[Stored entries]
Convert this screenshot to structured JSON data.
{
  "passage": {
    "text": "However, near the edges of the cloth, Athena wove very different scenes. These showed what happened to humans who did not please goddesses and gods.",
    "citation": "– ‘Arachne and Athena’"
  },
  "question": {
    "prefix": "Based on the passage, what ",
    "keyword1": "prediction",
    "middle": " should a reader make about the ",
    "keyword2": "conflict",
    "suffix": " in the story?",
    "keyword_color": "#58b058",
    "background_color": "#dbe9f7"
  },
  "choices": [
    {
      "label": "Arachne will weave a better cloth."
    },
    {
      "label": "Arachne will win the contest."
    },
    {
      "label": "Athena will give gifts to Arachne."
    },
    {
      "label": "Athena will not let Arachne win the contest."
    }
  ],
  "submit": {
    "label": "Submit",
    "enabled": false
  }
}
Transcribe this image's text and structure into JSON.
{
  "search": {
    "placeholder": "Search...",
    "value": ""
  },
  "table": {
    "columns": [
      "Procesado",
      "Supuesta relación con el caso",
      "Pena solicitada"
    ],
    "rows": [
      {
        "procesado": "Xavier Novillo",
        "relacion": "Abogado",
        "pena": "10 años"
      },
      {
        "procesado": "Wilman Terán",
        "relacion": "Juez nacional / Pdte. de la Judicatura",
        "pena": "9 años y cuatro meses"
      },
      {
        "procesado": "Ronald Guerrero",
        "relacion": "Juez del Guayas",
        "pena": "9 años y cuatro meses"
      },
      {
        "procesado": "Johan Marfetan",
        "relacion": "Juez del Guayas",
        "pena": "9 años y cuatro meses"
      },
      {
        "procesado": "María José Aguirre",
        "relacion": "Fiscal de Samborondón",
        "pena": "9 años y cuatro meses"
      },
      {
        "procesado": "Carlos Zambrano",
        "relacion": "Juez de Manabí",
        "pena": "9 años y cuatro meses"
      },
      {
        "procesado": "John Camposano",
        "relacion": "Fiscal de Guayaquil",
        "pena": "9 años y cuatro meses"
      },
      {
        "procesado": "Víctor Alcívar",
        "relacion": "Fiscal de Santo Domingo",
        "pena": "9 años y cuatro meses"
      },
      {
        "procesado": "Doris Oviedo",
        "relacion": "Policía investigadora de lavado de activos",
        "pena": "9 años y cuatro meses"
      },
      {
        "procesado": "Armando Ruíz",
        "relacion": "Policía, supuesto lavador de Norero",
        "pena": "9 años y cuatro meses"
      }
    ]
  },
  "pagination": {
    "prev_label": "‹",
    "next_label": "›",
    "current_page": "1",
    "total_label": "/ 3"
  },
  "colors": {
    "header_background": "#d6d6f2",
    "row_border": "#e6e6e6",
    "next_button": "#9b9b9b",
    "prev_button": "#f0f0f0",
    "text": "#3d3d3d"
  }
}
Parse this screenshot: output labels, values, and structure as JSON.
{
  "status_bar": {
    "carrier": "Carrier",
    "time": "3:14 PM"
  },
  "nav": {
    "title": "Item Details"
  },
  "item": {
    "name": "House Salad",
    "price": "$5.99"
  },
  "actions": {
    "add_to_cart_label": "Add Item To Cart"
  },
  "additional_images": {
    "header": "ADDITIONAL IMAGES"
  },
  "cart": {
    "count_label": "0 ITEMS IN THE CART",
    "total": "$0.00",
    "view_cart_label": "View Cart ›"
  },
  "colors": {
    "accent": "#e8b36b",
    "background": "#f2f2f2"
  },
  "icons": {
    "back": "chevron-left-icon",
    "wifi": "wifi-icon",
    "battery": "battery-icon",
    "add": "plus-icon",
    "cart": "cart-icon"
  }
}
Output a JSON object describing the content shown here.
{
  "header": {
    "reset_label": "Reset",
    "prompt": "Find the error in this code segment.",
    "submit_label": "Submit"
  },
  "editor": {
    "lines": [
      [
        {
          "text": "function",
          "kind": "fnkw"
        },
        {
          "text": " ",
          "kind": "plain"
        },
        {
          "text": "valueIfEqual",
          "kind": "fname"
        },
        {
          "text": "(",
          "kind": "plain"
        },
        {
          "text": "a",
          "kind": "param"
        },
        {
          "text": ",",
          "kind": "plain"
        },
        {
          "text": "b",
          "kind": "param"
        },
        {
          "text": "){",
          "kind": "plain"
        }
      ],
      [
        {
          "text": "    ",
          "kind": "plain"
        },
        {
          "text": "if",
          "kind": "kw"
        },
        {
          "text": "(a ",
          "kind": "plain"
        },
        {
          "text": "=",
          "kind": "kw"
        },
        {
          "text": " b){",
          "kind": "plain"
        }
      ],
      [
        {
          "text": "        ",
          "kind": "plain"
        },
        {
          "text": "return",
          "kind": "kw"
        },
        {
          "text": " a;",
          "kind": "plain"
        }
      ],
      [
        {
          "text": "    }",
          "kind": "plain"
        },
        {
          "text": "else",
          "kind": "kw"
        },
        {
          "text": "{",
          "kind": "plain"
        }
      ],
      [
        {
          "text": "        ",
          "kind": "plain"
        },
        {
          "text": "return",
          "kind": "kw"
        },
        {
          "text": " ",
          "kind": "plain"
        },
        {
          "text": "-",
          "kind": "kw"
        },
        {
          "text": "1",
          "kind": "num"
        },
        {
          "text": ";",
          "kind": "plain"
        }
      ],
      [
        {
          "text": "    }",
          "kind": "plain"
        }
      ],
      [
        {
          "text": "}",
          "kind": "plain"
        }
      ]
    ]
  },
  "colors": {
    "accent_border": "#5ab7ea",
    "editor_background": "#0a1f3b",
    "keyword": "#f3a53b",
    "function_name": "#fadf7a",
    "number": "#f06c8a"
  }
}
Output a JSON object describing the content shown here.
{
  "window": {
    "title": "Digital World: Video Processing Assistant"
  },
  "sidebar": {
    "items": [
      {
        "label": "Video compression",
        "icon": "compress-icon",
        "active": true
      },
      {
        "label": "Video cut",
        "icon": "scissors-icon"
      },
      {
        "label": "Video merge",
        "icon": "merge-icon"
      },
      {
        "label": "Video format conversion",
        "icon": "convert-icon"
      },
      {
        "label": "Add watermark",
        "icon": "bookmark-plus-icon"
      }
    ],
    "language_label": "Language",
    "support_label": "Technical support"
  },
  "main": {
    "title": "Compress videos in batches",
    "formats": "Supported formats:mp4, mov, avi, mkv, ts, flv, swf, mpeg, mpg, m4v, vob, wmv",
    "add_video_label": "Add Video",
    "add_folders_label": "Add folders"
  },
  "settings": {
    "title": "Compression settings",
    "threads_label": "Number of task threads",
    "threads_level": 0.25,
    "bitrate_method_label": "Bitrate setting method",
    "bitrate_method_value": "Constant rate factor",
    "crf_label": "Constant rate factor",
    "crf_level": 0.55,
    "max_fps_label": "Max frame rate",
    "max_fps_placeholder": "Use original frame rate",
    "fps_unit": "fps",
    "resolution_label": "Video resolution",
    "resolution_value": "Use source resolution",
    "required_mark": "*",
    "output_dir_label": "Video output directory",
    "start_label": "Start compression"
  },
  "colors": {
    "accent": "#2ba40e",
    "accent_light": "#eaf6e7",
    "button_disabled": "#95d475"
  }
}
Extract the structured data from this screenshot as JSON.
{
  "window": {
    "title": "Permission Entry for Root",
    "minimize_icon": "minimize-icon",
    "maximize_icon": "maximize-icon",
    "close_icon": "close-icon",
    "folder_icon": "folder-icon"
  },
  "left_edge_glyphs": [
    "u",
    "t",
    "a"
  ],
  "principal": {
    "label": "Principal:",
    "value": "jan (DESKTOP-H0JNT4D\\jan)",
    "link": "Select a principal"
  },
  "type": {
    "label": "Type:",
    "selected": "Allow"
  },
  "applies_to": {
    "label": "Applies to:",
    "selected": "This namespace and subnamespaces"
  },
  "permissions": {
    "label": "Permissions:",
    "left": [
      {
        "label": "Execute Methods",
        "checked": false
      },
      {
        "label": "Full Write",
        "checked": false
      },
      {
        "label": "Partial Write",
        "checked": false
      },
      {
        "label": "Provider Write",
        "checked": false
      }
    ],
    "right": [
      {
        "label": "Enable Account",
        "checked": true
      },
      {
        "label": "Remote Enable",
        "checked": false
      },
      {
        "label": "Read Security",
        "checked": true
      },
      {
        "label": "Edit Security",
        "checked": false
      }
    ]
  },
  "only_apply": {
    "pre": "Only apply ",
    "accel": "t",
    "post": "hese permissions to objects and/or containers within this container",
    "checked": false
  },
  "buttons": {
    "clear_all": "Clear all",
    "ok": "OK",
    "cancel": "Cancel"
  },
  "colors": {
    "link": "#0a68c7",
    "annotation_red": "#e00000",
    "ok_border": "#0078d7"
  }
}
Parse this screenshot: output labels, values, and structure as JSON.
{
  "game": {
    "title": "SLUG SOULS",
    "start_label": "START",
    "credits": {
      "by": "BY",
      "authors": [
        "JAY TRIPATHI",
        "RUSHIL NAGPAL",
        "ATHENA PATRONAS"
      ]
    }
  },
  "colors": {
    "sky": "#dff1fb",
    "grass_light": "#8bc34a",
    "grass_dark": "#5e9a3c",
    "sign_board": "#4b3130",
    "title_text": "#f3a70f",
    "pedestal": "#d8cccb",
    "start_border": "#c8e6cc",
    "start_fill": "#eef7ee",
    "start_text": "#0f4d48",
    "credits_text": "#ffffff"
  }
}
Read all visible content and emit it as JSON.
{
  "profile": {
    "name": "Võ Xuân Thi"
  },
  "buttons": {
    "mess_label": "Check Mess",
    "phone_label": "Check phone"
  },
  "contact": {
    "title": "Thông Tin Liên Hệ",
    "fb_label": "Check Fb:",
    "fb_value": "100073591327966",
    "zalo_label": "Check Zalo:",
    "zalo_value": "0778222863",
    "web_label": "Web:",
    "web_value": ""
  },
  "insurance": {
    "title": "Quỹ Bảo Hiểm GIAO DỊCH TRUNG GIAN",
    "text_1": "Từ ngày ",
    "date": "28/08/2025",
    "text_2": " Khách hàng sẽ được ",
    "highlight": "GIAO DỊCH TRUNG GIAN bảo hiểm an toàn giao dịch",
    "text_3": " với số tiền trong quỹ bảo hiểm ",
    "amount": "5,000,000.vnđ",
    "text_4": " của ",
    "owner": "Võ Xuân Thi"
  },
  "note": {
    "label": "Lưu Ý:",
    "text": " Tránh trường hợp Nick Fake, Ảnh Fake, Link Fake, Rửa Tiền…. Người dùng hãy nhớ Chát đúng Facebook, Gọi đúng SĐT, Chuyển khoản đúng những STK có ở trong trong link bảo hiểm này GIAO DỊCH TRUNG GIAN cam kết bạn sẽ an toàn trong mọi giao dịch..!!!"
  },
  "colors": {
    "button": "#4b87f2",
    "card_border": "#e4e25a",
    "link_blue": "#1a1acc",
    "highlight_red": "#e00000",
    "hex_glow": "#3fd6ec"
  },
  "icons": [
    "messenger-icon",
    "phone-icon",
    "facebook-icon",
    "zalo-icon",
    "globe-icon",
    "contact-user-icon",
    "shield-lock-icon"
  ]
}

■ YOUR OBJECTIVE ■
Gather every line from the listing above in which the word "Arachne" appears.

■ REPLY TO THE TASK ■
    "citation": "– ‘Arachne and Athena’"
      "label": "Arachne will weave a better cloth."
      "label": "Arachne will win the contest."
      "label": "Athena will give gifts to Arachne."
      "label": "Athena will not let Arachne win the contest."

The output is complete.